→ **Written exercise**:
Repeat the listing in full, word for word.

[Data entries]
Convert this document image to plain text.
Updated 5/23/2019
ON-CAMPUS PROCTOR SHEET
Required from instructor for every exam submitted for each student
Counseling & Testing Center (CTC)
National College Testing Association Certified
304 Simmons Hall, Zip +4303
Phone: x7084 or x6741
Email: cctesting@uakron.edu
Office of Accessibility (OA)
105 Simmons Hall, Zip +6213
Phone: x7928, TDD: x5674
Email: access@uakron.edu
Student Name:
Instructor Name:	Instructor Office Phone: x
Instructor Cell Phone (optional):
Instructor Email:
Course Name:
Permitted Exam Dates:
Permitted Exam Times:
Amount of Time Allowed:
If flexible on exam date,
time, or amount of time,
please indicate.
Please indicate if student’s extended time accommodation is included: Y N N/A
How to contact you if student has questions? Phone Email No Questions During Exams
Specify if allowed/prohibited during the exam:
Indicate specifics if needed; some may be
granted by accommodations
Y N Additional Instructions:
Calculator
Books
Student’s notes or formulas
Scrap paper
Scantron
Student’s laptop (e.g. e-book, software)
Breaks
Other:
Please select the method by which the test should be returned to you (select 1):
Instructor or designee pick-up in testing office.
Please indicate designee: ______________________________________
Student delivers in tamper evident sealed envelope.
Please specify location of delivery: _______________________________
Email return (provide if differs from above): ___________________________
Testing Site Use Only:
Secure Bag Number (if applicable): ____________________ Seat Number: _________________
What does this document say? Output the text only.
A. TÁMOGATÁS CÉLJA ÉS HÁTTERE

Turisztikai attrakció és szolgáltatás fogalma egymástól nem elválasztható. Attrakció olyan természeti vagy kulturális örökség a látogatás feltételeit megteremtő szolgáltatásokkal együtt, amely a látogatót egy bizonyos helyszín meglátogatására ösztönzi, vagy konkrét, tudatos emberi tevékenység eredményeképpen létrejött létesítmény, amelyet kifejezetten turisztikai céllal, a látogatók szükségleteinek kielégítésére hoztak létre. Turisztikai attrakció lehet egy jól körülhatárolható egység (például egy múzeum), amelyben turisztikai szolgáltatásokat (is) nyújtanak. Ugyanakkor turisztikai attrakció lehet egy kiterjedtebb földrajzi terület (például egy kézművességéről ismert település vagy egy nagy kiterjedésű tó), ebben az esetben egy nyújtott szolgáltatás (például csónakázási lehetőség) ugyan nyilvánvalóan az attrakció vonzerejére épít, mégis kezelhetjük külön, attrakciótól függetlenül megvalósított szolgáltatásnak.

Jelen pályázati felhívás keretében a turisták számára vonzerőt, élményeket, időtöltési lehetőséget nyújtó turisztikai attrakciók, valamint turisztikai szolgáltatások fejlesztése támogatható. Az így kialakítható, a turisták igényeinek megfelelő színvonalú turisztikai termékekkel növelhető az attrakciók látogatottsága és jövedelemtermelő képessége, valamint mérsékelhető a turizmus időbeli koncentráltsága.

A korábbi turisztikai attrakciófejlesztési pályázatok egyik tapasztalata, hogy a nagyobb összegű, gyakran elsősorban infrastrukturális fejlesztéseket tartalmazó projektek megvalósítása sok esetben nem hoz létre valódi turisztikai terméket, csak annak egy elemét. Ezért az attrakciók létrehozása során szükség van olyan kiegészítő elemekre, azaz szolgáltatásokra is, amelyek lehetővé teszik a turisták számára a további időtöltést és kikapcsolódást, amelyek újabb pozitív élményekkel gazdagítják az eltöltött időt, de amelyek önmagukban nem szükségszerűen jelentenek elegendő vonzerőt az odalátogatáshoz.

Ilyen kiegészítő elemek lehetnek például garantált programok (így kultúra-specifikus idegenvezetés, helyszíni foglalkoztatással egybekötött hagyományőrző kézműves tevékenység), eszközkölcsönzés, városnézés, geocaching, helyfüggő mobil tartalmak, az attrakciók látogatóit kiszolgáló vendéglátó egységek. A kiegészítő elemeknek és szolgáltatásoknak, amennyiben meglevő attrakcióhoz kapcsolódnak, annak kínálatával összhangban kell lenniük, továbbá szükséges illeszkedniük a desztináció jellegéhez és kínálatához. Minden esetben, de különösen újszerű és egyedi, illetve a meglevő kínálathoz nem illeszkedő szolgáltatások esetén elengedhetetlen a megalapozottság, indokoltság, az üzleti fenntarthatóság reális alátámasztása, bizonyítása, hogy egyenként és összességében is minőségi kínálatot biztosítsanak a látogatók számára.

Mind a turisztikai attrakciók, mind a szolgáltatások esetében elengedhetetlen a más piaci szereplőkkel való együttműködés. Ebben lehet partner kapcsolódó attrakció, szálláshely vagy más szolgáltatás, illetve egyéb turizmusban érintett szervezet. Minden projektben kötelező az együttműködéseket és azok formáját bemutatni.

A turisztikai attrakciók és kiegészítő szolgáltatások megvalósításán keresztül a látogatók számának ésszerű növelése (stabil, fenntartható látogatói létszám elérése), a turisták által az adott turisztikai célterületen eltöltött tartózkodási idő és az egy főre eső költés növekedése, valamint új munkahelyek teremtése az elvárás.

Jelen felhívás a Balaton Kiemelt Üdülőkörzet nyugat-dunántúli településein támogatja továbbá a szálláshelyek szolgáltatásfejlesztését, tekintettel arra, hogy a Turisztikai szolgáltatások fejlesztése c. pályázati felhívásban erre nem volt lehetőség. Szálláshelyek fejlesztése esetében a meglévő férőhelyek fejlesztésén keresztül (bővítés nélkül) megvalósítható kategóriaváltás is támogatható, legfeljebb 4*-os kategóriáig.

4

→ **Exercise response**:
Convert this document image to plain text.
Updated 5/23/2019
ON-CAMPUS PROCTOR SHEET
Required from instructor for every exam submitted for each student
Counseling & Testing Center (CTC)
National College Testing Association Certified
304 Simmons Hall, Zip +4303
Phone: x7084 or x6741
Email: cctesting@uakron.edu
Office of Accessibility (OA)
105 Simmons Hall, Zip +6213
Phone: x7928, TDD: x5674
Email: access@uakron.edu
Student Name:
Instructor Name:	Instructor Office Phone: x
Instructor Cell Phone (optional):
Instructor Email:
Course Name:
Permitted Exam Dates:
Permitted Exam Times:
Amount of Time Allowed:
If flexible on exam date,
time, or amount of time,
please indicate.
Please indicate if student’s extended time accommodation is included: Y N N/A
How to contact you if student has questions? Phone Email No Questions During Exams
Specify if allowed/prohibited during the exam:
Indicate specifics if needed; some may be
granted by accommodations
Y N Additional Instructions:
Calculator
Books
Student’s notes or formulas
Scrap paper
Scantron
Student’s laptop (e.g. e-book, software)
Breaks
Other:
Please select the method by which the test should be returned to you (select 1):
Instructor or designee pick-up in testing office.
Please indicate designee: ______________________________________
Student delivers in tamper evident sealed envelope.
Please specify location of delivery: _______________________________
Email return (provide if differs from above): ___________________________
Testing Site Use Only:
Secure Bag Number (if applicable): ____________________ Seat Number: _________________
What does this document say? Output the text only.
A. TÁMOGATÁS CÉLJA ÉS HÁTTERE

Turisztikai attrakció és szolgáltatás fogalma egymástól nem elválasztható. Attrakció olyan természeti vagy kulturális örökség a látogatás feltételeit megteremtő szolgáltatásokkal együtt, amely a látogatót egy bizonyos helyszín meglátogatására ösztönzi, vagy konkrét, tudatos emberi tevékenység eredményeképpen létrejött létesítmény, amelyet kifejezetten turisztikai céllal, a látogatók szükségleteinek kielégítésére hoztak létre. Turisztikai attrakció lehet egy jól körülhatárolható egység (például egy múzeum), amelyben turisztikai szolgáltatásokat (is) nyújtanak. Ugyanakkor turisztikai attrakció lehet egy kiterjedtebb földrajzi terület (például egy kézművességéről ismert település vagy egy nagy kiterjedésű tó), ebben az esetben egy nyújtott szolgáltatás (például csónakázási lehetőség) ugyan nyilvánvalóan az attrakció vonzerejére épít, mégis kezelhetjük külön, attrakciótól függetlenül megvalósított szolgáltatásnak.

Jelen pályázati felhívás keretében a turisták számára vonzerőt, élményeket, időtöltési lehetőséget nyújtó turisztikai attrakciók, valamint turisztikai szolgáltatások fejlesztése támogatható. Az így kialakítható, a turisták igényeinek megfelelő színvonalú turisztikai termékekkel növelhető az attrakciók látogatottsága és jövedelemtermelő képessége, valamint mérsékelhető a turizmus időbeli koncentráltsága.

A korábbi turisztikai attrakciófejlesztési pályázatok egyik tapasztalata, hogy a nagyobb összegű, gyakran elsősorban infrastrukturális fejlesztéseket tartalmazó projektek megvalósítása sok esetben nem hoz létre valódi turisztikai terméket, csak annak egy elemét. Ezért az attrakciók létrehozása során szükség van olyan kiegészítő elemekre, azaz szolgáltatásokra is, amelyek lehetővé teszik a turisták számára a további időtöltést és kikapcsolódást, amelyek újabb pozitív élményekkel gazdagítják az eltöltött időt, de amelyek önmagukban nem szükségszerűen jelentenek elegendő vonzerőt az odalátogatáshoz.

Ilyen kiegészítő elemek lehetnek például garantált programok (így kultúra-specifikus idegenvezetés, helyszíni foglalkoztatással egybekötött hagyományőrző kézműves tevékenység), eszközkölcsönzés, városnézés, geocaching, helyfüggő mobil tartalmak, az attrakciók látogatóit kiszolgáló vendéglátó egységek. A kiegészítő elemeknek és szolgáltatásoknak, amennyiben meglevő attrakcióhoz kapcsolódnak, annak kínálatával összhangban kell lenniük, továbbá szükséges illeszkedniük a desztináció jellegéhez és kínálatához. Minden esetben, de különösen újszerű és egyedi, illetve a meglevő kínálathoz nem illeszkedő szolgáltatások esetén elengedhetetlen a megalapozottság, indokoltság, az üzleti fenntarthatóság reális alátámasztása, bizonyítása, hogy egyenként és összességében is minőségi kínálatot biztosítsanak a látogatók számára.

Mind a turisztikai attrakciók, mind a szolgáltatások esetében elengedhetetlen a más piaci szereplőkkel való együttműködés. Ebben lehet partner kapcsolódó attrakció, szálláshely vagy más szolgáltatás, illetve egyéb turizmusban érintett szervezet. Minden projektben kötelező az együttműködéseket és azok formáját bemutatni.

A turisztikai attrakciók és kiegészítő szolgáltatások megvalósításán keresztül a látogatók számának ésszerű növelése (stabil, fenntartható látogatói létszám elérése), a turisták által az adott turisztikai célterületen eltöltött tartózkodási idő és az egy főre eső költés növekedése, valamint új munkahelyek teremtése az elvárás.

Jelen felhívás a Balaton Kiemelt Üdülőkörzet nyugat-dunántúli településein támogatja továbbá a szálláshelyek szolgáltatásfejlesztését, tekintettel arra, hogy a Turisztikai szolgáltatások fejlesztése c. pályázati felhívásban erre nem volt lehetőség. Szálláshelyek fejlesztése esetében a meglévő férőhelyek fejlesztésén keresztül (bővítés nélkül) megvalósítható kategóriaváltás is támogatható, legfeljebb 4*-os kategóriáig.

4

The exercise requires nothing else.